> _EXERCISE_
Scan each line of the records for the word "camino" and extract the ones that have it.

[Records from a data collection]
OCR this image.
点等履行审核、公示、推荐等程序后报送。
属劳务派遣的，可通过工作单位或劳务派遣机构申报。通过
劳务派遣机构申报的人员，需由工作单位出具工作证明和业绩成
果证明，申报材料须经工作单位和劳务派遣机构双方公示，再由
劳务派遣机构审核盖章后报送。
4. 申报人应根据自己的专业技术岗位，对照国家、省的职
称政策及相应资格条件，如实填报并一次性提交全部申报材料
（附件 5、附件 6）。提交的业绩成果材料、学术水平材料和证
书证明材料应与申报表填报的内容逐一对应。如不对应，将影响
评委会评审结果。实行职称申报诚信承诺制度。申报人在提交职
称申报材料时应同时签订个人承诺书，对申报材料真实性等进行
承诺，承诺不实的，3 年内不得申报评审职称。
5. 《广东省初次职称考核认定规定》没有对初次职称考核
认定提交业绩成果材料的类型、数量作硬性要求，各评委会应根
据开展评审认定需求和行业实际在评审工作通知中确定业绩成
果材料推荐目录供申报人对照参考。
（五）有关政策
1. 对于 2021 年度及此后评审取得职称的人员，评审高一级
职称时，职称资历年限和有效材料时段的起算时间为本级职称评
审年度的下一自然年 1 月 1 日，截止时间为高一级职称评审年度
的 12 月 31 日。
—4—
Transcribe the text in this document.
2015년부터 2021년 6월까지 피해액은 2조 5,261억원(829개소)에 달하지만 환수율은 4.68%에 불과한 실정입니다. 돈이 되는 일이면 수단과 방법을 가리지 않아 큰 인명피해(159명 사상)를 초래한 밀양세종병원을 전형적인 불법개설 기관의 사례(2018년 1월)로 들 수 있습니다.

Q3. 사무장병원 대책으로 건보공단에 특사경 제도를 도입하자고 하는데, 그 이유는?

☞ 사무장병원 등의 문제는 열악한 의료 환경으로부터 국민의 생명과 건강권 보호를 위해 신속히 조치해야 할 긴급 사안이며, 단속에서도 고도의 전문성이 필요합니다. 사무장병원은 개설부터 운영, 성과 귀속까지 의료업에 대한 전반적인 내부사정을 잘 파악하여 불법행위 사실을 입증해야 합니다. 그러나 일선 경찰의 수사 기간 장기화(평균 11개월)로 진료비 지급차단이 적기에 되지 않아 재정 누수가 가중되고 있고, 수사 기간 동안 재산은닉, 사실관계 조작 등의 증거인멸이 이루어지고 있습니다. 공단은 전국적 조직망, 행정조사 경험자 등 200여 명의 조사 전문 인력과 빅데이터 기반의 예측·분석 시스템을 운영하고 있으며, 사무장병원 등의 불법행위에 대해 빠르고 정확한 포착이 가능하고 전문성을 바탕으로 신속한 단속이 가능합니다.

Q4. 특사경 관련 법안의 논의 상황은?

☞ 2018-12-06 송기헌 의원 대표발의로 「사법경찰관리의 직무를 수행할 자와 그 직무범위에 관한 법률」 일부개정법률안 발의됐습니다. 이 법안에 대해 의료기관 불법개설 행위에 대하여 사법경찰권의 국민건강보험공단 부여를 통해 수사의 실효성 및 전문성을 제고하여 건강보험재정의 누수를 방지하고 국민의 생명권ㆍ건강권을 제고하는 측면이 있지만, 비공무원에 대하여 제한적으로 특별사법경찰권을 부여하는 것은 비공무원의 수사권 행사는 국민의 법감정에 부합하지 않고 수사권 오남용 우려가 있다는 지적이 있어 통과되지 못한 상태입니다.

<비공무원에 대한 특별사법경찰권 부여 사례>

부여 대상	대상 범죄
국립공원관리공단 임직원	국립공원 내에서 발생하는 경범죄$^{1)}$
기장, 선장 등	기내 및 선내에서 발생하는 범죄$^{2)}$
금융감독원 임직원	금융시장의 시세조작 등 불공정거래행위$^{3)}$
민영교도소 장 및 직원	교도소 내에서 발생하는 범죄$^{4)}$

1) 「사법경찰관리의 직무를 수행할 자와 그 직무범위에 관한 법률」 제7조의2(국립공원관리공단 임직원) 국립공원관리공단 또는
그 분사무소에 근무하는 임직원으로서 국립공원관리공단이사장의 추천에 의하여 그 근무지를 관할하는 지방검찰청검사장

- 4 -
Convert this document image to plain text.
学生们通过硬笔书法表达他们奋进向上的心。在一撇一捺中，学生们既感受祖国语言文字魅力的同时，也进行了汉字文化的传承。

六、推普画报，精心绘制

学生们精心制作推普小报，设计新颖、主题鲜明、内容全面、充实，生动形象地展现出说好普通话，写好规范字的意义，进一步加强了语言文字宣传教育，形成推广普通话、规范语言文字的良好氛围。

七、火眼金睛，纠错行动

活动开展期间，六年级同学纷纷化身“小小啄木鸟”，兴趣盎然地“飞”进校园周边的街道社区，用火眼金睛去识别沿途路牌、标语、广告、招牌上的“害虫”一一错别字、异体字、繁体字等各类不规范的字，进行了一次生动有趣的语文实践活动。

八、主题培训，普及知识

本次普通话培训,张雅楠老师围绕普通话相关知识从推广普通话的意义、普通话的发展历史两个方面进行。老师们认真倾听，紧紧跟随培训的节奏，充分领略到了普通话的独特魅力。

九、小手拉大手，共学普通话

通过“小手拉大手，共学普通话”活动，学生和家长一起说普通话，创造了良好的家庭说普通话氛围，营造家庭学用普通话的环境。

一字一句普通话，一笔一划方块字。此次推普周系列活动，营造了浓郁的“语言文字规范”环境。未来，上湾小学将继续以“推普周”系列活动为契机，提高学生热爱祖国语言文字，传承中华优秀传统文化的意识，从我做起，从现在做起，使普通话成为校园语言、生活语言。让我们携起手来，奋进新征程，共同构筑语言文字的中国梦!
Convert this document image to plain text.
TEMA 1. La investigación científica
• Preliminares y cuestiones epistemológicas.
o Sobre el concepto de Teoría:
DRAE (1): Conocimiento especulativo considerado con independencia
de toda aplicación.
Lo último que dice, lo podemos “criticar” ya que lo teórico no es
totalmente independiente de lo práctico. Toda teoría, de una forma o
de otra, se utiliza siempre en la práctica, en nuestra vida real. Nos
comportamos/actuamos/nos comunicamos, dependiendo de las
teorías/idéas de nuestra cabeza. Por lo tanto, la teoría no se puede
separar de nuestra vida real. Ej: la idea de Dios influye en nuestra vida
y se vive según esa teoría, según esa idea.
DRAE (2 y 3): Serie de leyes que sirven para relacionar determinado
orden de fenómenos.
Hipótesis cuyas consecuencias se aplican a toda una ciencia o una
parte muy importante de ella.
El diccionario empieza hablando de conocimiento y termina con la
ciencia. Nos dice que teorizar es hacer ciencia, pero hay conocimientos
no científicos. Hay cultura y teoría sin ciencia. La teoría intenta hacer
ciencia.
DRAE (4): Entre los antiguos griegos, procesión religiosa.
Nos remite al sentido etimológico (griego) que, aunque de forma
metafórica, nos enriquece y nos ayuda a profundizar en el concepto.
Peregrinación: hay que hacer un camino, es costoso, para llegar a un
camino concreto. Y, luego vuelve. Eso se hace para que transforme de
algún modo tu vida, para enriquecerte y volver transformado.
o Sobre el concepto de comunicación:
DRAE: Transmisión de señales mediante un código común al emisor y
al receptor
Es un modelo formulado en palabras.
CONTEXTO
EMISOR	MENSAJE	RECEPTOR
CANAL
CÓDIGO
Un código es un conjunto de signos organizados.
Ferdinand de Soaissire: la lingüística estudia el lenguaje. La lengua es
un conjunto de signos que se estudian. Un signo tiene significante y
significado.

> _EXERCISE RESULT_
Peregrinación: hay que hacer un camino, es costoso, para llegar a un
camino concreto. Y, luego vuelve. Eso se hace para que transforme de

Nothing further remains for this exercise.